** Begin **

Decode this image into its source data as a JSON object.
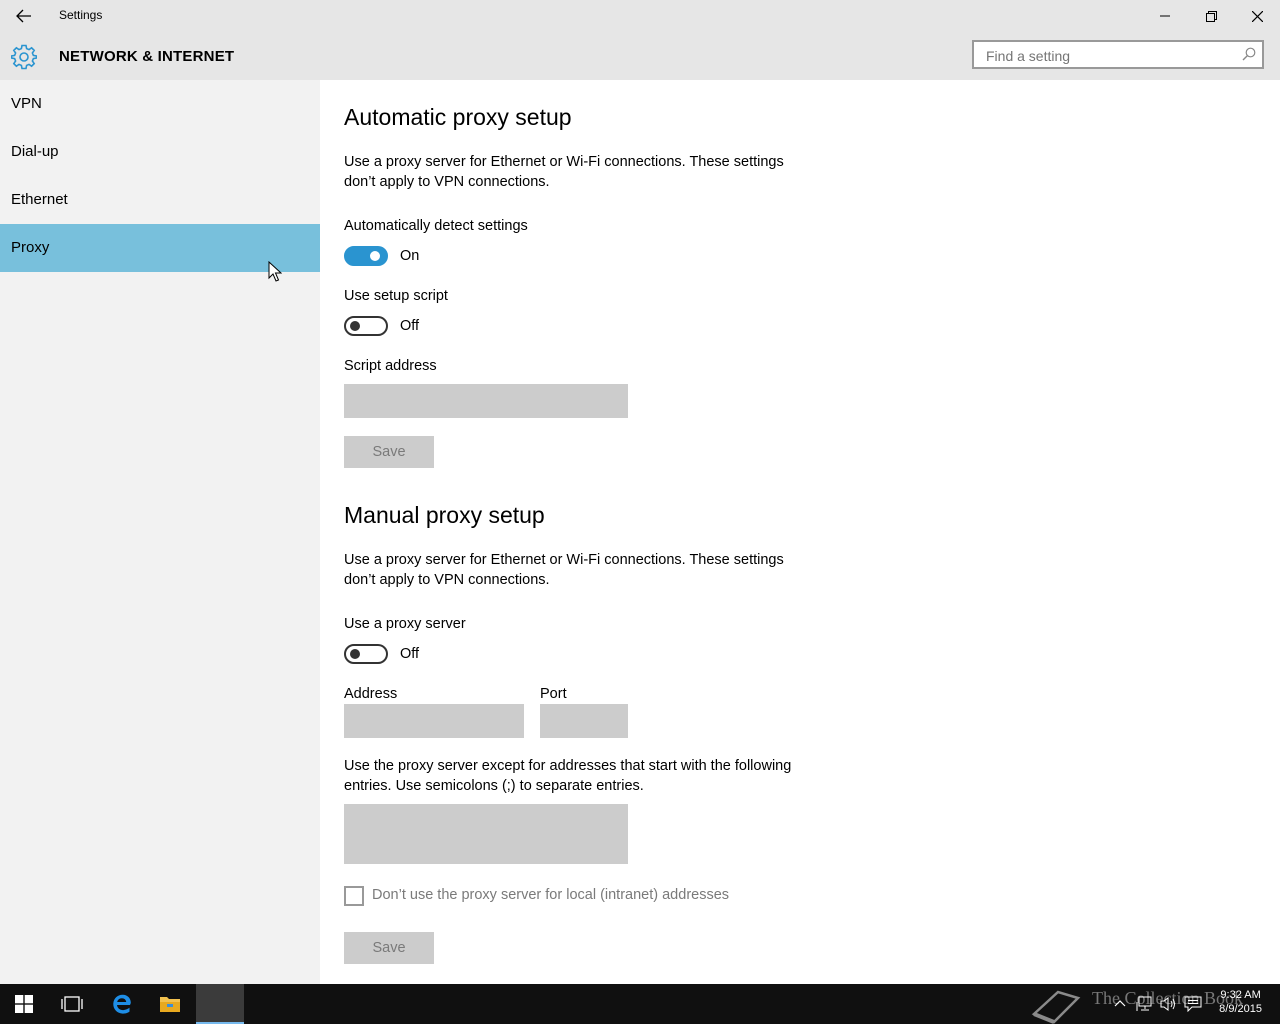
{
  "window": {
    "title": "Settings",
    "back_icon": "back-arrow-icon",
    "minimize_icon": "minimize-icon",
    "restore_icon": "restore-icon",
    "close_icon": "close-icon"
  },
  "header": {
    "title": "NETWORK & INTERNET",
    "search_placeholder": "Find a setting",
    "accent": "#2a94d0"
  },
  "sidebar": {
    "items": [
      {
        "label": "VPN",
        "active": false
      },
      {
        "label": "Dial-up",
        "active": false
      },
      {
        "label": "Ethernet",
        "active": false
      },
      {
        "label": "Proxy",
        "active": true
      }
    ],
    "active_color": "#78c0dc"
  },
  "automatic": {
    "heading": "Automatic proxy setup",
    "description": "Use a proxy server for Ethernet or Wi-Fi connections. These settings don’t apply to VPN connections.",
    "detect_label": "Automatically detect settings",
    "detect_state": "On",
    "script_label": "Use setup script",
    "script_state": "Off",
    "address_label": "Script address",
    "save_label": "Save"
  },
  "manual": {
    "heading": "Manual proxy setup",
    "description": "Use a proxy server for Ethernet or Wi-Fi connections. These settings don’t apply to VPN connections.",
    "use_label": "Use a proxy server",
    "use_state": "Off",
    "address_label": "Address",
    "port_label": "Port",
    "exceptions_description": "Use the proxy server except for addresses that start with the following entries. Use semicolons (;) to separate entries.",
    "local_checkbox_label": "Don’t use the proxy server for local (intranet) addresses",
    "save_label": "Save"
  },
  "taskbar": {
    "time": "9:32 AM",
    "date": "8/9/2015",
    "watermark": "The Collection Book"
  }
}
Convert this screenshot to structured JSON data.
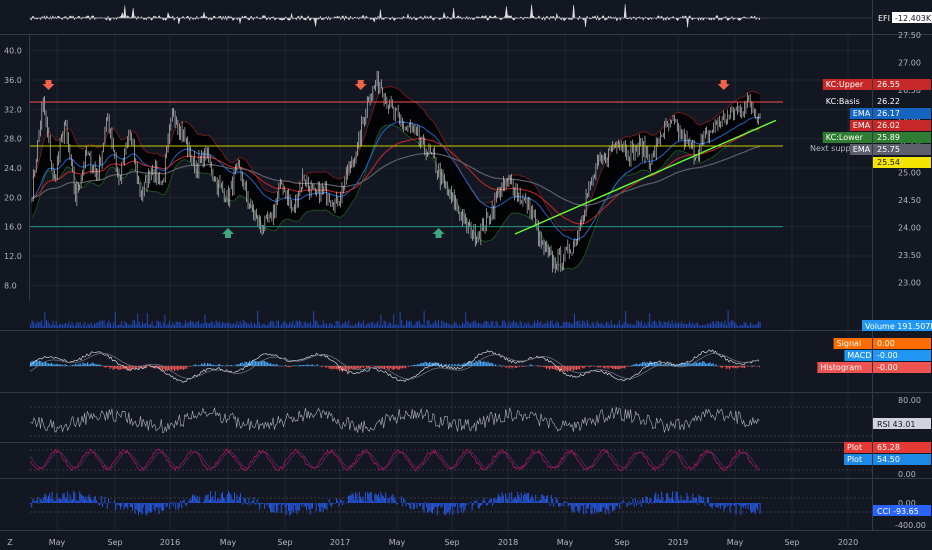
{
  "colors": {
    "bg": "#131722",
    "grid": "#2a2e39",
    "text": "#b2b5be",
    "red": "#ef5350",
    "green": "#26a69a",
    "blue": "#2962ff",
    "lime": "#66ff33",
    "yellow": "#c8c800",
    "orange": "#ff9800",
    "gray": "#787b86",
    "pink": "#ad1457",
    "white": "#ffffff"
  },
  "chart_data": [
    {
      "type": "area",
      "pane": "efi",
      "legend": "EFI",
      "value_label": "-12.403K"
    },
    {
      "type": "line",
      "pane": "main",
      "left_axis_ticks": [
        "40.0",
        "36.0",
        "32.0",
        "28.0",
        "24.0",
        "20.0",
        "16.0",
        "12.0",
        "8.0"
      ],
      "left_axis_values": [
        40,
        36,
        32,
        28,
        24,
        20,
        16,
        12,
        8
      ],
      "right_axis_ticks": [
        "27.50",
        "27.00",
        "26.50",
        "26.00",
        "25.50",
        "25.00",
        "24.50",
        "24.00",
        "23.50",
        "23.00"
      ],
      "ylim": [
        6,
        42
      ],
      "x_ticks": [
        "May",
        "Sep",
        "2016",
        "May",
        "Sep",
        "2017",
        "May",
        "Sep",
        "2018",
        "May",
        "Sep",
        "2019",
        "May",
        "Sep",
        "2020"
      ],
      "series": [
        {
          "name": "KC:Upper",
          "value": "26.55",
          "color": "#c62828"
        },
        {
          "name": "KC:Basis",
          "value": "26.22",
          "color": "#131722"
        },
        {
          "name": "EMA",
          "value": "26.17",
          "color": "#1565c0"
        },
        {
          "name": "EMA",
          "value": "26.02",
          "color": "#c62828"
        },
        {
          "name": "KC:Lower",
          "value": "25.89",
          "color": "#2e7d32"
        },
        {
          "name": "EMA",
          "value": "25.75",
          "color": "#5d606b"
        }
      ],
      "price_tag": "25.54",
      "horizontal_levels": [
        {
          "price": 33.0,
          "color": "#ef5350",
          "note": ""
        },
        {
          "price": 27.0,
          "color": "#c8c800",
          "note": "Next support"
        },
        {
          "price": 16.0,
          "color": "#26a69a",
          "note": ""
        }
      ],
      "trendline": {
        "from_x": "2018",
        "from_price": 15.0,
        "to_x": "2019-06",
        "to_price": 31.0
      },
      "arrows_down": [
        0.02,
        0.45,
        0.95
      ],
      "arrows_up": [
        0.27,
        0.56
      ],
      "close_path": [
        21,
        33,
        22,
        30,
        20,
        26,
        23,
        31,
        22,
        29,
        20,
        24,
        22,
        32,
        28,
        24,
        26,
        22,
        20,
        24,
        19,
        16,
        17,
        22,
        18,
        23,
        20,
        21,
        19,
        23,
        27,
        34,
        36,
        32,
        30,
        29,
        27,
        25,
        21,
        19,
        16,
        15,
        17,
        21,
        22,
        20,
        18,
        13,
        11,
        12,
        14,
        20,
        24,
        26,
        28,
        26,
        27,
        25,
        29,
        30,
        28,
        26,
        28,
        30,
        31,
        32,
        33,
        31
      ]
    },
    {
      "type": "bar",
      "pane": "volume",
      "legend": "Volume",
      "value_label": "191.507K"
    },
    {
      "type": "line",
      "pane": "macd",
      "series": [
        {
          "name": "Signal",
          "value": "0.00",
          "color": "#ff6d00"
        },
        {
          "name": "MACD",
          "value": "-0.00",
          "color": "#2196f3"
        },
        {
          "name": "Histogram",
          "value": "-0.00",
          "color": "#ef5350"
        }
      ]
    },
    {
      "type": "line",
      "pane": "rsi",
      "legend": "RSI",
      "value_label": "43.01",
      "ticks": [
        "80.00"
      ]
    },
    {
      "type": "line",
      "pane": "stoch",
      "series": [
        {
          "name": "Plot",
          "value": "65.28",
          "color": "#e53935"
        },
        {
          "name": "Plot",
          "value": "54.50",
          "color": "#1e88e5"
        }
      ],
      "ticks": [
        "0.00"
      ]
    },
    {
      "type": "bar",
      "pane": "cci",
      "legend": "CCI",
      "value_label": "-93.65",
      "ticks": [
        "0.00",
        "-400.00"
      ]
    }
  ]
}
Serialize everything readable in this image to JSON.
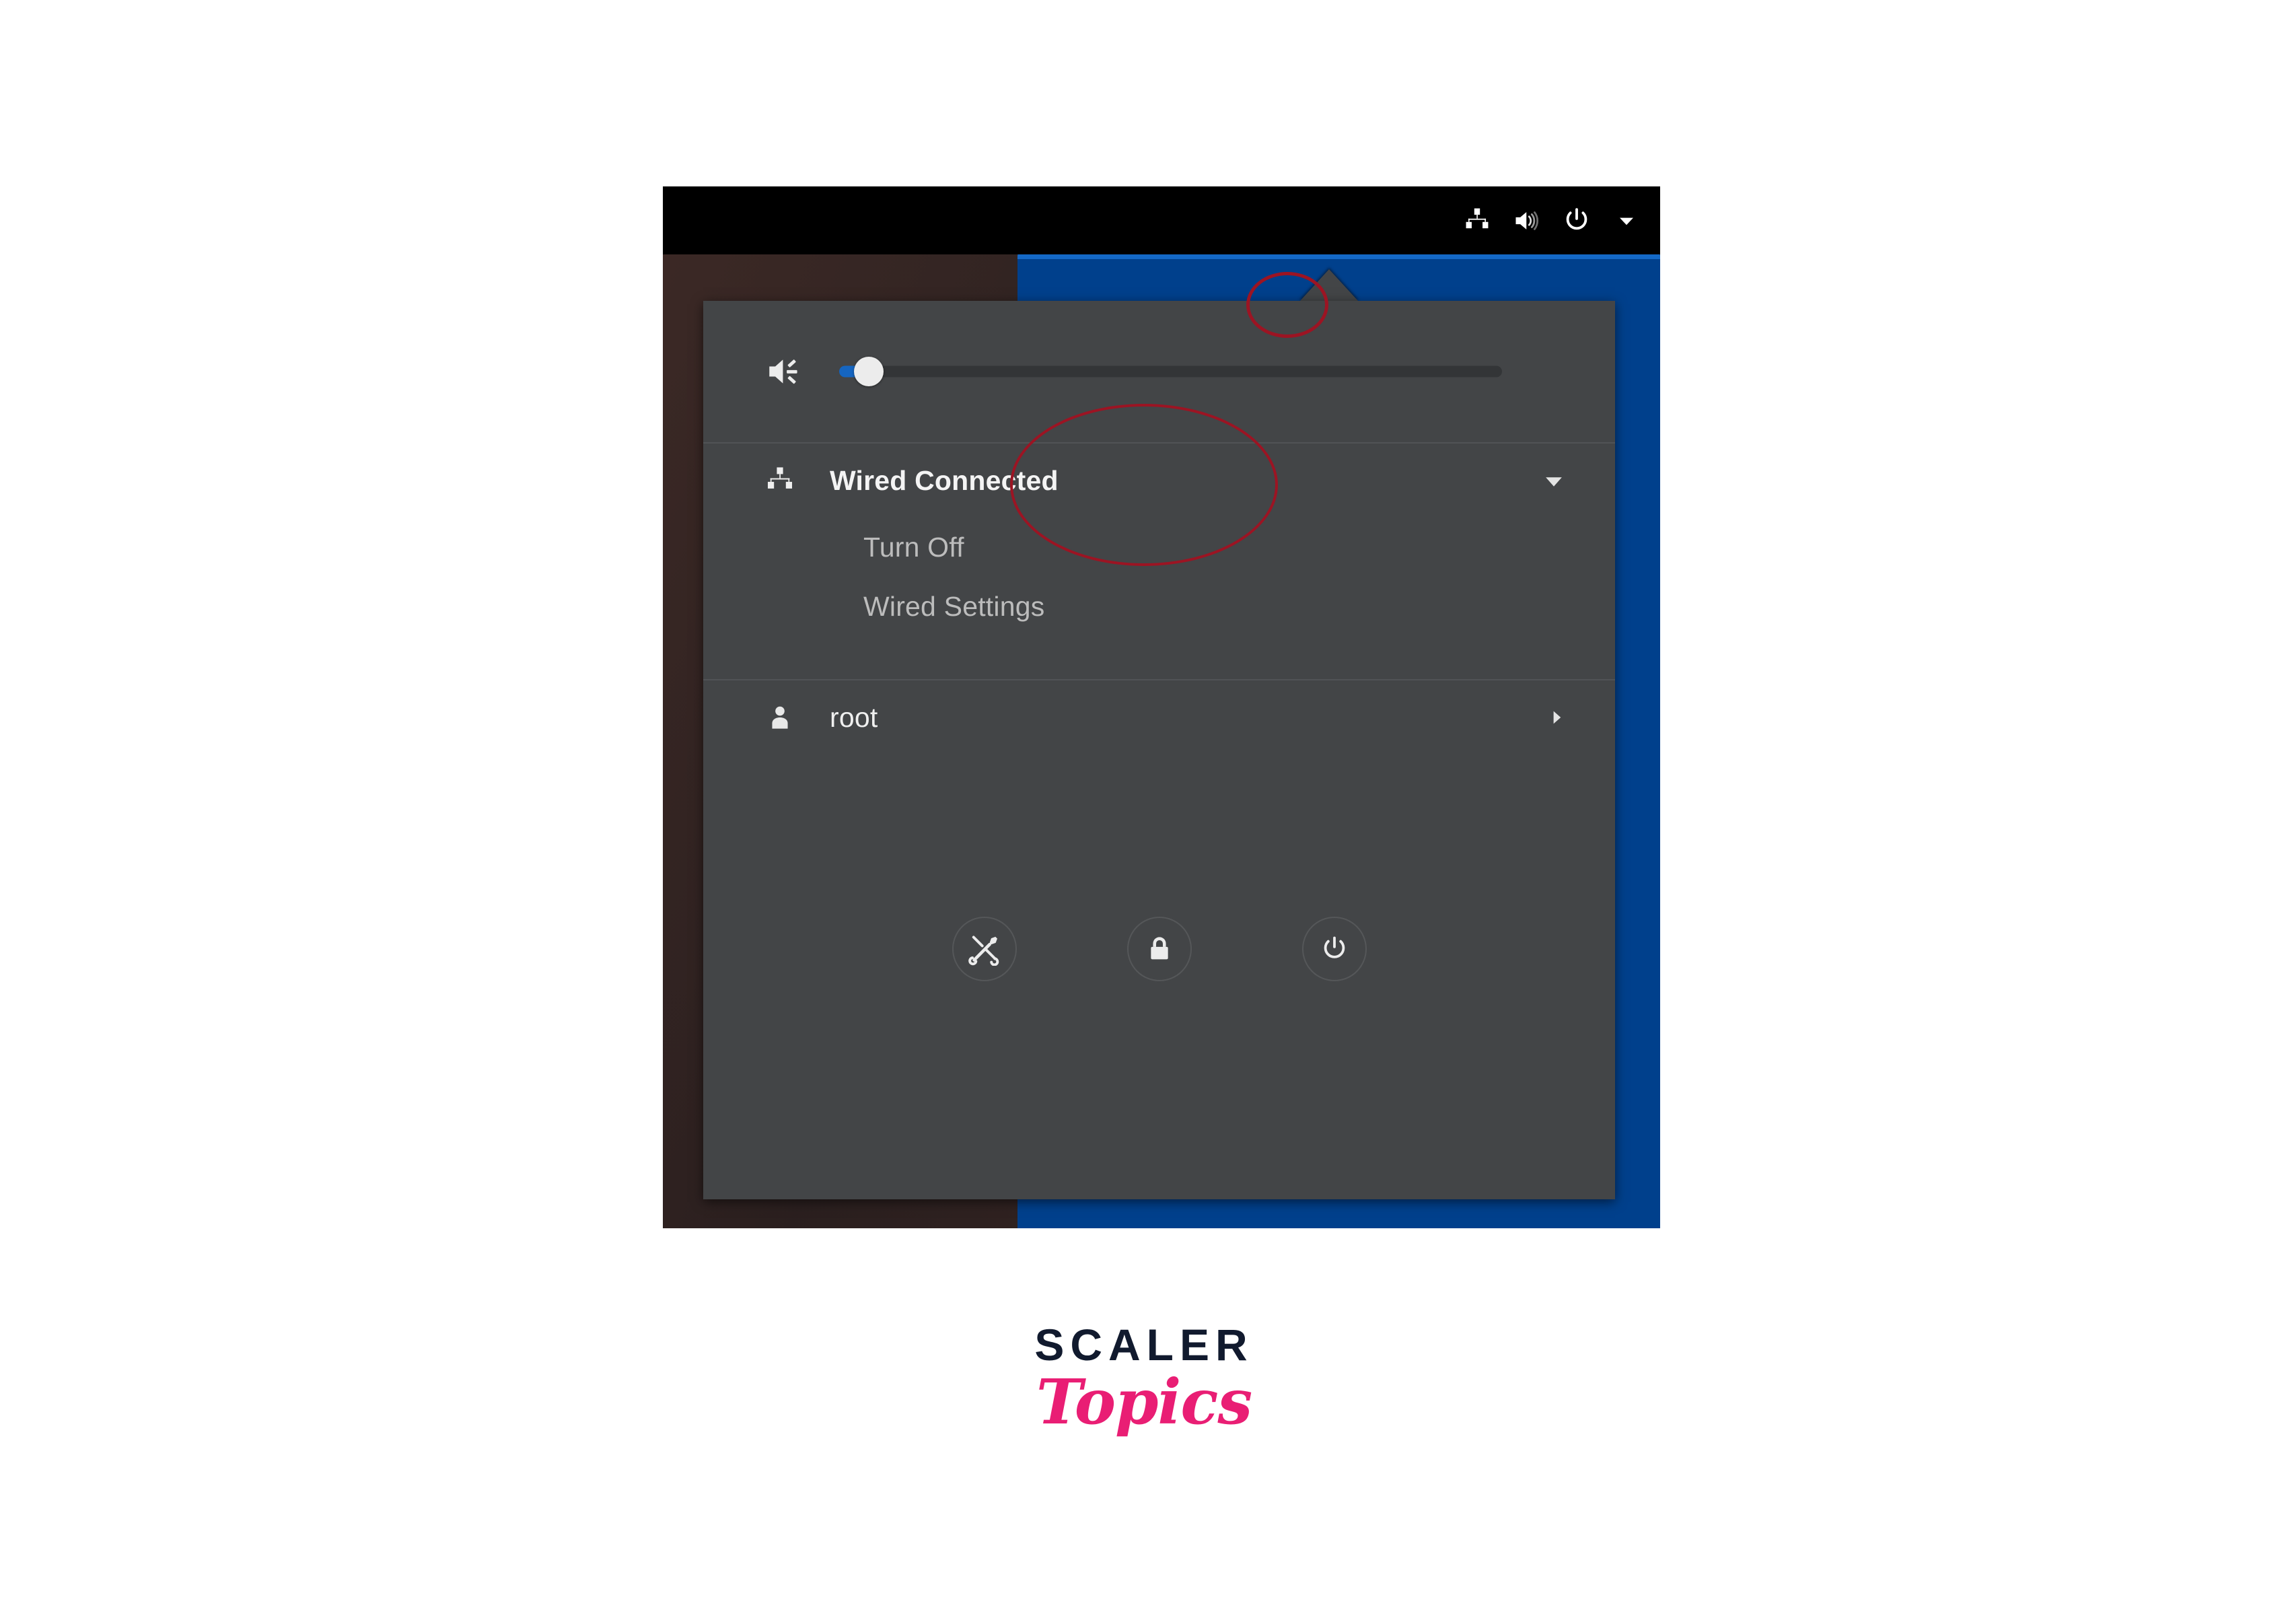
{
  "screenshot": {
    "topbar": {
      "tray_items": [
        {
          "name": "network-wired-icon",
          "label": "Wired network"
        },
        {
          "name": "volume-icon",
          "label": "Volume"
        },
        {
          "name": "power-icon",
          "label": "Power"
        },
        {
          "name": "chevron-down-icon",
          "label": "System menu"
        }
      ]
    },
    "system_menu": {
      "volume": {
        "icon": "volume-low-icon",
        "value": 4,
        "min": 0,
        "max": 100
      },
      "network": {
        "icon": "network-wired-icon",
        "title": "Wired Connected",
        "expander_icon": "chevron-down-icon",
        "expanded": true,
        "items": [
          {
            "label": "Turn Off"
          },
          {
            "label": "Wired Settings"
          }
        ]
      },
      "user": {
        "icon": "user-icon",
        "name": "root",
        "expander_icon": "chevron-right-icon"
      },
      "actions": [
        {
          "name": "settings-button",
          "icon": "tools-icon",
          "label": "Settings"
        },
        {
          "name": "lock-button",
          "icon": "lock-icon",
          "label": "Lock"
        },
        {
          "name": "power-off-button",
          "icon": "power-icon",
          "label": "Power Off"
        }
      ]
    },
    "annotations": [
      {
        "name": "annotation-tray-network",
        "shape": "ellipse",
        "color": "#9c1423"
      },
      {
        "name": "annotation-wired-menu",
        "shape": "ellipse",
        "color": "#9c1423"
      }
    ],
    "colors": {
      "topbar_bg": "#000000",
      "menu_bg": "#434547",
      "desktop_bg": "#2e2322",
      "window_blue": "#00408c",
      "window_titlebar_blue": "#1469c7",
      "slider_fill": "#1565c0",
      "annotation_red": "#9c1423"
    }
  },
  "logo": {
    "primary": "SCALER",
    "secondary": "Topics",
    "primary_color": "#111a2e",
    "secondary_color": "#e91e74"
  }
}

** End **

• DO THIS: Among the lines of the data above, count those holding "screenshot" and state only the number.

• REPLY TO THE TASK: 2